— start PROVIDED MATERIAL —

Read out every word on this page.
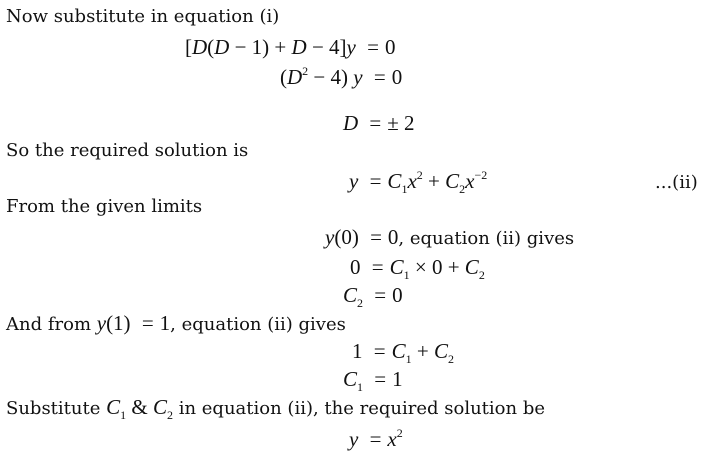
Now substitute in equation (i)
[D(D − 1) + D − 4]y = 0
$(D^2 - 4) y = 0$
D = ± 2
So the required solution is
$y = C_1x^2 + C_2x^{-2}$	...(ii)
From the given limits
y(0) = 0, equation (ii) gives
$0 = C_1 \times 0 + C_2$
$C_2 = 0$
And from y(1) = 1, equation (ii) gives
$1 = C_1 + C_2$
$C_1 = 1$
Substitute $C_1$ & $C_2$ in equation (ii), the required solution be
$y = x^2$
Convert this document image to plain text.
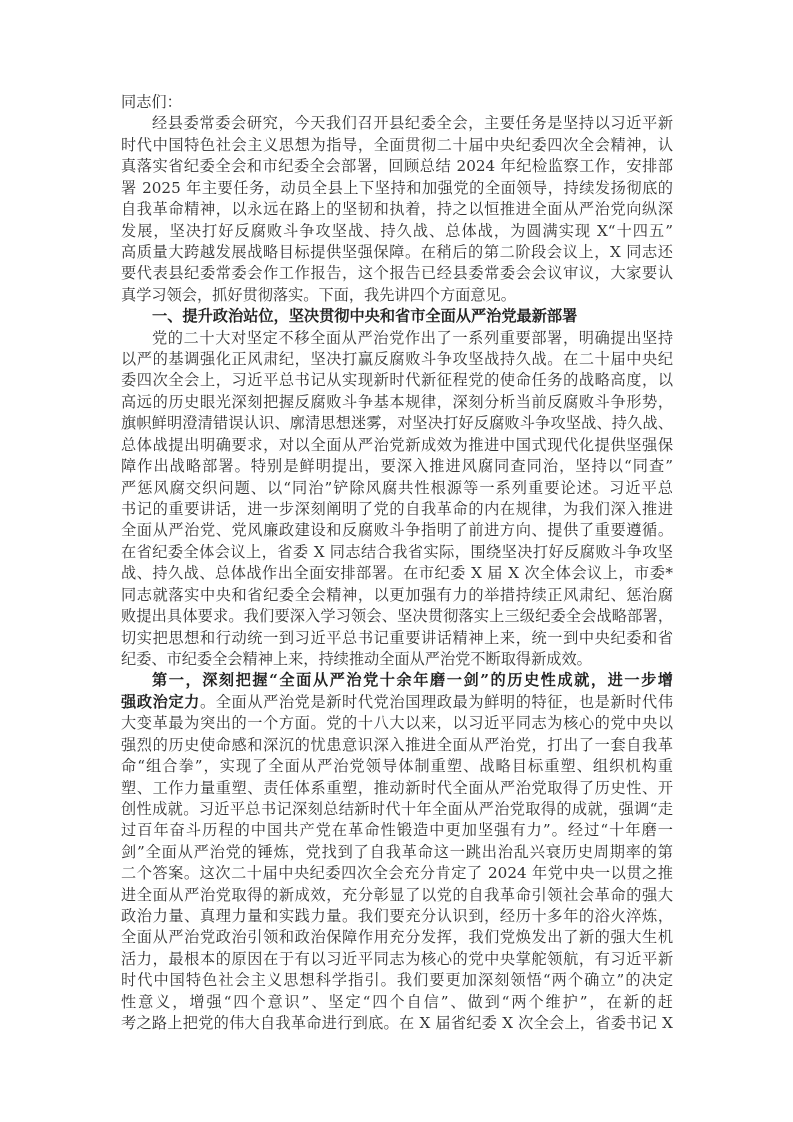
同志们：
经县委常委会研究，今天我们召开县纪委全会，主要任务是坚持以习近平新
时代中国特色社会主义思想为指导，全面贯彻二十届中央纪委四次全会精神，认
真落实省纪委全会和市纪委全会部署，回顾总结 2024 年纪检监察工作，安排部
署 2025 年主要任务，动员全县上下坚持和加强党的全面领导，持续发扬彻底的
自我革命精神，以永远在路上的坚韧和执着，持之以恒推进全面从严治党向纵深
发展，坚决打好反腐败斗争攻坚战、持久战、总体战，为圆满实现 X“十四五”
高质量大跨越发展战略目标提供坚强保障。在稍后的第二阶段会议上，X 同志还
要代表县纪委常委会作工作报告，这个报告已经县委常委会会议审议，大家要认
真学习领会，抓好贯彻落实。下面，我先讲四个方面意见。
一、提升政治站位，坚决贯彻中央和省市全面从严治党最新部署
党的二十大对坚定不移全面从严治党作出了一系列重要部署，明确提出坚持
以严的基调强化正风肃纪，坚决打赢反腐败斗争攻坚战持久战。在二十届中央纪
委四次全会上，习近平总书记从实现新时代新征程党的使命任务的战略高度，以
高远的历史眼光深刻把握反腐败斗争基本规律，深刻分析当前反腐败斗争形势，
旗帜鲜明澄清错误认识、廓清思想迷雾，对坚决打好反腐败斗争攻坚战、持久战、
总体战提出明确要求，对以全面从严治党新成效为推进中国式现代化提供坚强保
障作出战略部署。特别是鲜明提出，要深入推进风腐同查同治，坚持以“同查”
严惩风腐交织问题、以“同治”铲除风腐共性根源等一系列重要论述。习近平总
书记的重要讲话，进一步深刻阐明了党的自我革命的内在规律，为我们深入推进
全面从严治党、党风廉政建设和反腐败斗争指明了前进方向、提供了重要遵循。
在省纪委全体会议上，省委 X 同志结合我省实际，围绕坚决打好反腐败斗争攻坚
战、持久战、总体战作出全面安排部署。在市纪委 X 届 X 次全体会议上，市委*
同志就落实中央和省纪委全会精神，以更加强有力的举措持续正风肃纪、惩治腐
败提出具体要求。我们要深入学习领会、坚决贯彻落实上三级纪委全会战略部署，
切实把思想和行动统一到习近平总书记重要讲话精神上来，统一到中央纪委和省
纪委、市纪委全会精神上来，持续推动全面从严治党不断取得新成效。
第一，深刻把握“全面从严治党十余年磨一剑”的历史性成就，进一步增
强政治定力。全面从严治党是新时代党治国理政最为鲜明的特征，也是新时代伟
大变革最为突出的一个方面。党的十八大以来，以习近平同志为核心的党中央以
强烈的历史使命感和深沉的忧患意识深入推进全面从严治党，打出了一套自我革
命“组合拳”，实现了全面从严治党领导体制重塑、战略目标重塑、组织机构重
塑、工作力量重塑、责任体系重塑，推动新时代全面从严治党取得了历史性、开
创性成就。习近平总书记深刻总结新时代十年全面从严治党取得的成就，强调“走
过百年奋斗历程的中国共产党在革命性锻造中更加坚强有力”。经过“十年磨一
剑”全面从严治党的锤炼，党找到了自我革命这一跳出治乱兴衰历史周期率的第
二个答案。这次二十届中央纪委四次全会充分肯定了 2024 年党中央一以贯之推
进全面从严治党取得的新成效，充分彰显了以党的自我革命引领社会革命的强大
政治力量、真理力量和实践力量。我们要充分认识到，经历十多年的浴火淬炼，
全面从严治党政治引领和政治保障作用充分发挥，我们党焕发出了新的强大生机
活力，最根本的原因在于有以习近平同志为核心的党中央掌舵领航，有习近平新
时代中国特色社会主义思想科学指引。我们要更加深刻领悟“两个确立”的决定
性意义，增强“四个意识”、坚定“四个自信”、做到“两个维护”，在新的赶
考之路上把党的伟大自我革命进行到底。在 X 届省纪委 X 次全会上，省委书记 X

— end PROVIDED MATERIAL —

| AIM OF THE EXERCISE |
Omit the images and transcribe all of the records above word for word.

| ANSWER TO THE EXERCISE |
Read out every word on this page.
Now substitute in equation (i)
[D(D − 1) + D − 4]y = 0
$(D^2 - 4) y = 0$
D = ± 2
So the required solution is
$y = C_1x^2 + C_2x^{-2}$	...(ii)
From the given limits
y(0) = 0, equation (ii) gives
$0 = C_1 \times 0 + C_2$
$C_2 = 0$
And from y(1) = 1, equation (ii) gives
$1 = C_1 + C_2$
$C_1 = 1$
Substitute $C_1$ & $C_2$ in equation (ii), the required solution be
$y = x^2$
Convert this document image to plain text.
同志们：
经县委常委会研究，今天我们召开县纪委全会，主要任务是坚持以习近平新
时代中国特色社会主义思想为指导，全面贯彻二十届中央纪委四次全会精神，认
真落实省纪委全会和市纪委全会部署，回顾总结 2024 年纪检监察工作，安排部
署 2025 年主要任务，动员全县上下坚持和加强党的全面领导，持续发扬彻底的
自我革命精神，以永远在路上的坚韧和执着，持之以恒推进全面从严治党向纵深
发展，坚决打好反腐败斗争攻坚战、持久战、总体战，为圆满实现 X“十四五”
高质量大跨越发展战略目标提供坚强保障。在稍后的第二阶段会议上，X 同志还
要代表县纪委常委会作工作报告，这个报告已经县委常委会会议审议，大家要认
真学习领会，抓好贯彻落实。下面，我先讲四个方面意见。
一、提升政治站位，坚决贯彻中央和省市全面从严治党最新部署
党的二十大对坚定不移全面从严治党作出了一系列重要部署，明确提出坚持
以严的基调强化正风肃纪，坚决打赢反腐败斗争攻坚战持久战。在二十届中央纪
委四次全会上，习近平总书记从实现新时代新征程党的使命任务的战略高度，以
高远的历史眼光深刻把握反腐败斗争基本规律，深刻分析当前反腐败斗争形势，
旗帜鲜明澄清错误认识、廓清思想迷雾，对坚决打好反腐败斗争攻坚战、持久战、
总体战提出明确要求，对以全面从严治党新成效为推进中国式现代化提供坚强保
障作出战略部署。特别是鲜明提出，要深入推进风腐同查同治，坚持以“同查”
严惩风腐交织问题、以“同治”铲除风腐共性根源等一系列重要论述。习近平总
书记的重要讲话，进一步深刻阐明了党的自我革命的内在规律，为我们深入推进
全面从严治党、党风廉政建设和反腐败斗争指明了前进方向、提供了重要遵循。
在省纪委全体会议上，省委 X 同志结合我省实际，围绕坚决打好反腐败斗争攻坚
战、持久战、总体战作出全面安排部署。在市纪委 X 届 X 次全体会议上，市委*
同志就落实中央和省纪委全会精神，以更加强有力的举措持续正风肃纪、惩治腐
败提出具体要求。我们要深入学习领会、坚决贯彻落实上三级纪委全会战略部署，
切实把思想和行动统一到习近平总书记重要讲话精神上来，统一到中央纪委和省
纪委、市纪委全会精神上来，持续推动全面从严治党不断取得新成效。
第一，深刻把握“全面从严治党十余年磨一剑”的历史性成就，进一步增
强政治定力。全面从严治党是新时代党治国理政最为鲜明的特征，也是新时代伟
大变革最为突出的一个方面。党的十八大以来，以习近平同志为核心的党中央以
强烈的历史使命感和深沉的忧患意识深入推进全面从严治党，打出了一套自我革
命“组合拳”，实现了全面从严治党领导体制重塑、战略目标重塑、组织机构重
塑、工作力量重塑、责任体系重塑，推动新时代全面从严治党取得了历史性、开
创性成就。习近平总书记深刻总结新时代十年全面从严治党取得的成就，强调“走
过百年奋斗历程的中国共产党在革命性锻造中更加坚强有力”。经过“十年磨一
剑”全面从严治党的锤炼，党找到了自我革命这一跳出治乱兴衰历史周期率的第
二个答案。这次二十届中央纪委四次全会充分肯定了 2024 年党中央一以贯之推
进全面从严治党取得的新成效，充分彰显了以党的自我革命引领社会革命的强大
政治力量、真理力量和实践力量。我们要充分认识到，经历十多年的浴火淬炼，
全面从严治党政治引领和政治保障作用充分发挥，我们党焕发出了新的强大生机
活力，最根本的原因在于有以习近平同志为核心的党中央掌舵领航，有习近平新
时代中国特色社会主义思想科学指引。我们要更加深刻领悟“两个确立”的决定
性意义，增强“四个意识”、坚定“四个自信”、做到“两个维护”，在新的赶
考之路上把党的伟大自我革命进行到底。在 X 届省纪委 X 次全会上，省委书记 X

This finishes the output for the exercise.